* Start Page extract *
# Sad news re Albert



## lols82 (Nov 13, 2012)

Lyndsy asked me to let you all know that little Albert was put to sleep yesterday. His bloods had went funny again and it wasn't fair putting him through everything again she felt.

R.I.P little boy, the short time he was here he touched so many


----------



## Maizy Moo's Mum (Jul 4, 2012)

Oh poor Lyndsey what awful news i am so sorry RIP little Albert. I am so sorry they were unable to control his bloods so sad, please pass on mine and Maizys love :wub:


----------



## maltese manica (Nov 6, 2012)

Oh this is really upsetting news! I was wondering how things were with Lyndsy. This is just horrible. Please tell her she is in my thoughts and prayers! Rest in Peace Albert


----------



## edelweiss (Apr 23, 2010)

Our hearts go out to you Lindsy. Sweet little guy---RIP w/the angels. 
Please come back when you can. You are forever a part of the SM family.
Our special love.


----------



## damara23 (Nov 24, 2012)

Crying as I type this, my thoughts are with Lyndsy, I am so sorry to hear this....

I also had to put my 20 yr old poodle/terrier mix down yesterday. I miss her so much.

I understand how difficult this is for Lyndsy.

Albert will be missed.


----------



## michellerobison (Dec 17, 2009)

damara23 said:


> Crying as I type this, my thoughts are with Lyndsy, I am so sorry to hear this....
> 
> I also had to put my 20 yr old poodle/terrier mix down yesterday. I miss her so much.
> 
> ...


Ooh,I'm so sorry to read this...Poor little man, he really put up the good fight.
So sorry about your poodle/terrier too. Wow blessed with 20 years of fluff love,you're so lucky!
they're at the bridge playing together..


----------



## Yogi's Mom (Jan 6, 2013)

OH Please give my love to Lindsy! Prayers for healing her heart!
Sleep well little one.Mommy Gave you Sweet Peace!
* End Page extract *
* Start Extracted data *
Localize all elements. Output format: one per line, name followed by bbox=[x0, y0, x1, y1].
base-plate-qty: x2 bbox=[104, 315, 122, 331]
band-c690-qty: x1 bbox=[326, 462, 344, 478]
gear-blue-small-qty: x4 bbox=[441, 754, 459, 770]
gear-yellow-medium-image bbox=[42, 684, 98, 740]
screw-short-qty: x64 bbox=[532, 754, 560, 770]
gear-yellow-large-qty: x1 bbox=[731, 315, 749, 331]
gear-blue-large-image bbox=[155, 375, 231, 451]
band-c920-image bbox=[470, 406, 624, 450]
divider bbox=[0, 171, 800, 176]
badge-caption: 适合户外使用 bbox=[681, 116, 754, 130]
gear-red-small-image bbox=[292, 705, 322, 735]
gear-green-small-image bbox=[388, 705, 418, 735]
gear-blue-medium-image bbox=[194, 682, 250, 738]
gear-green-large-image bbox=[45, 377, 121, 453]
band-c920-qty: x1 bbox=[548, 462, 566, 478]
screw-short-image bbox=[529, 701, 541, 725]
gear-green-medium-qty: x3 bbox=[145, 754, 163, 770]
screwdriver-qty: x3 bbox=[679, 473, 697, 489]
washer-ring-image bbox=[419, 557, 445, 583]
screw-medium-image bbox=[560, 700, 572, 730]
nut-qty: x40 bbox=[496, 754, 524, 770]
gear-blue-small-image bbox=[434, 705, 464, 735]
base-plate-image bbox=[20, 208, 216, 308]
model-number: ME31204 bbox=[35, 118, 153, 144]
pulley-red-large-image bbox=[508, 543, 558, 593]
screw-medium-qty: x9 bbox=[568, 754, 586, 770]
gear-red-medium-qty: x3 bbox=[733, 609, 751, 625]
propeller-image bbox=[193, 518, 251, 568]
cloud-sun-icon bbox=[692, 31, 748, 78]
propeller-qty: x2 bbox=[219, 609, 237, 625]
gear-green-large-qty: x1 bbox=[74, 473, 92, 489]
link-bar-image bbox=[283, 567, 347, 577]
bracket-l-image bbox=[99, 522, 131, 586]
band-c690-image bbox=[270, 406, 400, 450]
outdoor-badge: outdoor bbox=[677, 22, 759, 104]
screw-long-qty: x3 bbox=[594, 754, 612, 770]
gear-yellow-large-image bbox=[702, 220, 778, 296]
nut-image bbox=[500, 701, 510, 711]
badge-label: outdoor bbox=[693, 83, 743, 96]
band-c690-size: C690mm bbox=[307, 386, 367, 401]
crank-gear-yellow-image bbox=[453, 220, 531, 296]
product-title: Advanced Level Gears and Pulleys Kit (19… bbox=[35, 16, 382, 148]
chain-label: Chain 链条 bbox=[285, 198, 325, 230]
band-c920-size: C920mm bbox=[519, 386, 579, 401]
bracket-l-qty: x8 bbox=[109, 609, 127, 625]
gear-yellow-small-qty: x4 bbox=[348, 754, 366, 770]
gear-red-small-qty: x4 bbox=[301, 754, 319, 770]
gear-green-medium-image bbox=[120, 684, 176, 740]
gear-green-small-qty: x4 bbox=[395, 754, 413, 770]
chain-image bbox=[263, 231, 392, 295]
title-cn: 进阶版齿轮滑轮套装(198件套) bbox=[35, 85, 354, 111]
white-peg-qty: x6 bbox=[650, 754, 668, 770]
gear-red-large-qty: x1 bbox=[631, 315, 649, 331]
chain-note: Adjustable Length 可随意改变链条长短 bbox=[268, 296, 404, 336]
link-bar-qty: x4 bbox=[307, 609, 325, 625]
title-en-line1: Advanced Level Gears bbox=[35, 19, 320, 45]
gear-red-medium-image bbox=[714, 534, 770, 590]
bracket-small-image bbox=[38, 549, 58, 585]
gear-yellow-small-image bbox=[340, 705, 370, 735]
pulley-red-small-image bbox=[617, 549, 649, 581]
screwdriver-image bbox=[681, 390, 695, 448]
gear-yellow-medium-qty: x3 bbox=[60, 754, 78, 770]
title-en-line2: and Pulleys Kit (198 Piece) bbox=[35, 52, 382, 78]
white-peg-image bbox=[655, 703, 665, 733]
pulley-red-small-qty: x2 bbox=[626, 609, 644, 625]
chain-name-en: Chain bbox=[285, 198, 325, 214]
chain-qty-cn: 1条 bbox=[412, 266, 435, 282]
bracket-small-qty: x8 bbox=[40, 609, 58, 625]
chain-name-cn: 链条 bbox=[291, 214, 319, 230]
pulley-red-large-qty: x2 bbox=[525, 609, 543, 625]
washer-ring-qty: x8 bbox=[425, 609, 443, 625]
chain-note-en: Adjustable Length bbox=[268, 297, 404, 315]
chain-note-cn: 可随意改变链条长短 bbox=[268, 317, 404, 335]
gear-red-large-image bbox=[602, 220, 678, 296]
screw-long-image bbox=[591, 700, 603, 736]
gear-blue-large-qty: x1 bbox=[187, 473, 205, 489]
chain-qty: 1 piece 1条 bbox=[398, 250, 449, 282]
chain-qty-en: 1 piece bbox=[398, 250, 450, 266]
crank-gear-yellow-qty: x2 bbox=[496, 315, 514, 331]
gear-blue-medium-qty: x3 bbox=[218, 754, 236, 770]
* End Extracted data *
* [Stated exercise] Return the full condolence thread about Albert verbatim, with every line and character unchanged. This data was drawn from a separate source.

* [Finished exercise]
# Sad news re Albert



## lols82 (Nov 13, 2012)

Lyndsy asked me to let you all know that little Albert was put to sleep yesterday. His bloods had went funny again and it wasn't fair putting him through everything again she felt.

R.I.P little boy, the short time he was here he touched so many


----------



## Maizy Moo's Mum (Jul 4, 2012)

Oh poor Lyndsey what awful news i am so sorry RIP little Albert. I am so sorry they were unable to control his bloods so sad, please pass on mine and Maizys love :wub:


----------



## maltese manica (Nov 6, 2012)

Oh this is really upsetting news! I was wondering how things were with Lyndsy. This is just horrible. Please tell her she is in my thoughts and prayers! Rest in Peace Albert


----------



## edelweiss (Apr 23, 2010)

Our hearts go out to you Lindsy. Sweet little guy---RIP w/the angels. 
Please come back when you can. You are forever a part of the SM family.
Our special love.


----------



## damara23 (Nov 24, 2012)

Crying as I type this, my thoughts are with Lyndsy, I am so sorry to hear this....

I also had to put my 20 yr old poodle/terrier mix down yesterday. I miss her so much.

I understand how difficult this is for Lyndsy.

Albert will be missed.


----------



## michellerobison (Dec 17, 2009)

damara23 said:


> Crying as I type this, my thoughts are with Lyndsy, I am so sorry to hear this....
> 
> I also had to put my 20 yr old poodle/terrier mix down yesterday. I miss her so much.
> 
> ...


Ooh,I'm so sorry to read this...Poor little man, he really put up the good fight.
So sorry about your poodle/terrier too. Wow blessed with 20 years of fluff love,you're so lucky!
they're at the bridge playing together..


----------



## Yogi's Mom (Jan 6, 2013)

OH Please give my love to Lindsy! Prayers for healing her heart!
Sleep well little one.Mommy Gave you Sweet Peace!